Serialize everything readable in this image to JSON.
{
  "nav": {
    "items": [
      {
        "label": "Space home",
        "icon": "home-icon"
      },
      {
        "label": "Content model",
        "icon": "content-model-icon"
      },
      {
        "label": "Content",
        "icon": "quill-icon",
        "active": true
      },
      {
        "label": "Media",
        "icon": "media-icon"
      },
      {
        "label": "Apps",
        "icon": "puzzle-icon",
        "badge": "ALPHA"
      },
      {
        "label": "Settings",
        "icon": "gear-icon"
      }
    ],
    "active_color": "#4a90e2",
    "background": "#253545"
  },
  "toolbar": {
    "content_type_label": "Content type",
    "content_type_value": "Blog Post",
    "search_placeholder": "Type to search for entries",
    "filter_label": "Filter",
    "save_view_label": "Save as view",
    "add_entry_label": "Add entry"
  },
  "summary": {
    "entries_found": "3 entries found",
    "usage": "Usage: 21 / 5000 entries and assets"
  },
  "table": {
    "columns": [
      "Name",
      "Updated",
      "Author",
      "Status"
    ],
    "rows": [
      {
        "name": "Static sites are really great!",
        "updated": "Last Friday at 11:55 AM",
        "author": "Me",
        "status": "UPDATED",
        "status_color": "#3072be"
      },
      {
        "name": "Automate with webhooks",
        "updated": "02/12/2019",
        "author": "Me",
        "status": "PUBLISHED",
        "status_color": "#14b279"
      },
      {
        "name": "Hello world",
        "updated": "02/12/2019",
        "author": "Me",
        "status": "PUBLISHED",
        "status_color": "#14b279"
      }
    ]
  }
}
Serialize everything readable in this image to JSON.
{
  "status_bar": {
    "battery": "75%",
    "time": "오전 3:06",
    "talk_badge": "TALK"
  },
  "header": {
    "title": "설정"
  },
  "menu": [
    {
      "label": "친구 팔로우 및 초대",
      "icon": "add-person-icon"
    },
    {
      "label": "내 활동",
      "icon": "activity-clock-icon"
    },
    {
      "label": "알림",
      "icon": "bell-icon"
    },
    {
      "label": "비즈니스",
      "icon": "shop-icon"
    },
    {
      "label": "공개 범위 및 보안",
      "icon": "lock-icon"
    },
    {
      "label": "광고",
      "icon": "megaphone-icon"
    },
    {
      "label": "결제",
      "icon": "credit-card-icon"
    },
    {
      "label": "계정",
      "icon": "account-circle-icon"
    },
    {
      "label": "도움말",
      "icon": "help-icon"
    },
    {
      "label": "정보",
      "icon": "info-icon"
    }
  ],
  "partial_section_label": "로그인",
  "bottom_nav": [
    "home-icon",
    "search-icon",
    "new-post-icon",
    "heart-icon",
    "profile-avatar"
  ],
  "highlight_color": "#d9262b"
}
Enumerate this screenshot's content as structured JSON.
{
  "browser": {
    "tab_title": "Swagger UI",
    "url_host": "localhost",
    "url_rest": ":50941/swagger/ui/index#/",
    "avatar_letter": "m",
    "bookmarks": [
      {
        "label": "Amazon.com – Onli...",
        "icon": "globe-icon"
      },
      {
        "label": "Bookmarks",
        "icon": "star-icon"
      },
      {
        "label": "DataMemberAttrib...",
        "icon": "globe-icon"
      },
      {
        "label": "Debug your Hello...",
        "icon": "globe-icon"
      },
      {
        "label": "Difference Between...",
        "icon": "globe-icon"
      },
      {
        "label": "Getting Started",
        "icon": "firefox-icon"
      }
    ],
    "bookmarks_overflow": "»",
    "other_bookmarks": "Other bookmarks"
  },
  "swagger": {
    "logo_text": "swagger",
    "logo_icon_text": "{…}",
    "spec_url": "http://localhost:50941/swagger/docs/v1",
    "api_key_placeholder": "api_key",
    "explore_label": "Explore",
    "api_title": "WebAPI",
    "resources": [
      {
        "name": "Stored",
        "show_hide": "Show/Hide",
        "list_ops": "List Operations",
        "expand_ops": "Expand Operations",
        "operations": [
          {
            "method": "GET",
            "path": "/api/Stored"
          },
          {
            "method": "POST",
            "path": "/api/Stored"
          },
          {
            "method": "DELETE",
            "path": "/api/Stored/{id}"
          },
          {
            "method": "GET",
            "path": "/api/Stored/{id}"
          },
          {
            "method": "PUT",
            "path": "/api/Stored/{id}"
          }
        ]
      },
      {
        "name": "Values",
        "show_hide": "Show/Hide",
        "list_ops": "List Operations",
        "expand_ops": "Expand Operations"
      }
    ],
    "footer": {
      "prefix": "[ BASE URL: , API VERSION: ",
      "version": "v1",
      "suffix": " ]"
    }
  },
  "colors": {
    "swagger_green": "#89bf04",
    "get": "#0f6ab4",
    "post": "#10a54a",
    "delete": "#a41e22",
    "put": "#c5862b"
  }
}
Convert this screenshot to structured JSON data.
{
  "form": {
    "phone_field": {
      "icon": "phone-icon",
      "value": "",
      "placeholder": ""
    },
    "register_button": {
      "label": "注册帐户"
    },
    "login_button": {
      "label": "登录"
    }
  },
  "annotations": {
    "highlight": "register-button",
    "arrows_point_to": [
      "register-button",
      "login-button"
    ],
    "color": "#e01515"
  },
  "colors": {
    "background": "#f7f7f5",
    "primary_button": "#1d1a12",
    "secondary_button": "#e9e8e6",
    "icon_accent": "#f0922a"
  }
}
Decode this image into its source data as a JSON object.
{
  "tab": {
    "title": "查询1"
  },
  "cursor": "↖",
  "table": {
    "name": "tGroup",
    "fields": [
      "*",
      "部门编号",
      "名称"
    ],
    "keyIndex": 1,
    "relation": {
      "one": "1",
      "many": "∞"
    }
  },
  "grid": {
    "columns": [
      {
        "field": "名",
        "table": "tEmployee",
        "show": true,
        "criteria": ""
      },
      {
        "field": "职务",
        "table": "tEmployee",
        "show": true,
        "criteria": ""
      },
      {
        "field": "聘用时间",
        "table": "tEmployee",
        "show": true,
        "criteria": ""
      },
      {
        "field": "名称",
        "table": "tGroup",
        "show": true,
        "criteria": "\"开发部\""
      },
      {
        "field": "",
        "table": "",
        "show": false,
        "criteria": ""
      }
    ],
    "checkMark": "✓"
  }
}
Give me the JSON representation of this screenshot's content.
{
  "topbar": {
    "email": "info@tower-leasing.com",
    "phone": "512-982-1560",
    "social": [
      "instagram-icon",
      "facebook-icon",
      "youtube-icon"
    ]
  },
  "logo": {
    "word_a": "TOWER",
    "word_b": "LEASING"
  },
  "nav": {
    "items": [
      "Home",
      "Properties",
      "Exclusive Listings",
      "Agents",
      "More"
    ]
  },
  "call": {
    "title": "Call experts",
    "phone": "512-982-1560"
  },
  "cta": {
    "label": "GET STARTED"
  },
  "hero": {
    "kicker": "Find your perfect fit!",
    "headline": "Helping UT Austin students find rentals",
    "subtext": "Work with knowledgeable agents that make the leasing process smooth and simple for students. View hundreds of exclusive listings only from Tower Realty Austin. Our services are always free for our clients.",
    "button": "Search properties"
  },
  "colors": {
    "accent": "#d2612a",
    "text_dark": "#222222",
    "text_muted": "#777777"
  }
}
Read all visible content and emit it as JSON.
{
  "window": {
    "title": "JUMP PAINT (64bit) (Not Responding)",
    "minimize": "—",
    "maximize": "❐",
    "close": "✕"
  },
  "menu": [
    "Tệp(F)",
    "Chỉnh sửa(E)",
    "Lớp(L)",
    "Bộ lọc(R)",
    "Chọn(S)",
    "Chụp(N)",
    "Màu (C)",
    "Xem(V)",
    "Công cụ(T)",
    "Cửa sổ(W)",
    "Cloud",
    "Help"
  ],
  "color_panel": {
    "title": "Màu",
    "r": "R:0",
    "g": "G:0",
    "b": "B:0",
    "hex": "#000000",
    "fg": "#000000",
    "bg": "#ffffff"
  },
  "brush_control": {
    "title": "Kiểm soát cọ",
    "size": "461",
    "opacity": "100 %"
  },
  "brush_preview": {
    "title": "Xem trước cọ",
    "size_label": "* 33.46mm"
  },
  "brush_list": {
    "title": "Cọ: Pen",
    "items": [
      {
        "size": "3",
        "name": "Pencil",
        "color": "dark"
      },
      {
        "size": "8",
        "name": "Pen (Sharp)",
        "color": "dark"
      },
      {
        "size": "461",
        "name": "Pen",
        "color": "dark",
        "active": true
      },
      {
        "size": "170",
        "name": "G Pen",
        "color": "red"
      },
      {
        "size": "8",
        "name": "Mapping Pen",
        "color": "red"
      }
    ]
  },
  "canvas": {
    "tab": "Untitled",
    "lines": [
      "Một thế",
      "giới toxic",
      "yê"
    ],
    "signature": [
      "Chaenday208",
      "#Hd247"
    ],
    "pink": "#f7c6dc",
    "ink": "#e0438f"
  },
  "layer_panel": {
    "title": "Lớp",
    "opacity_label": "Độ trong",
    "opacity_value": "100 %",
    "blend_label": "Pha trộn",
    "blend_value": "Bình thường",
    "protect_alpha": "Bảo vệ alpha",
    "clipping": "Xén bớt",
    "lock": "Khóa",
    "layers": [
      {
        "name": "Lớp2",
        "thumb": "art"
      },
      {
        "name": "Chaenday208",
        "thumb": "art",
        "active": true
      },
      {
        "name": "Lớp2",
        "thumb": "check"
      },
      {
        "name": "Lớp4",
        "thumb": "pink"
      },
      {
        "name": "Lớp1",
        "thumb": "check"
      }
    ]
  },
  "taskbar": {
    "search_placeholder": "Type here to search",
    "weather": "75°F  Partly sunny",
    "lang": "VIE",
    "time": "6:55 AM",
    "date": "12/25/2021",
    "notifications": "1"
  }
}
::::::
:: Goal ::
Look through the data above. Find each line with the string "students" and copy it.

:: Expected answer ::
    "headline": "Helping UT Austin students find rentals",
    "subtext": "Work with knowledgeable agents that make the leasing process smooth and simple for students. View hundreds of exclusive listings only from Tower Realty Austin. Our services are always free for our clients.",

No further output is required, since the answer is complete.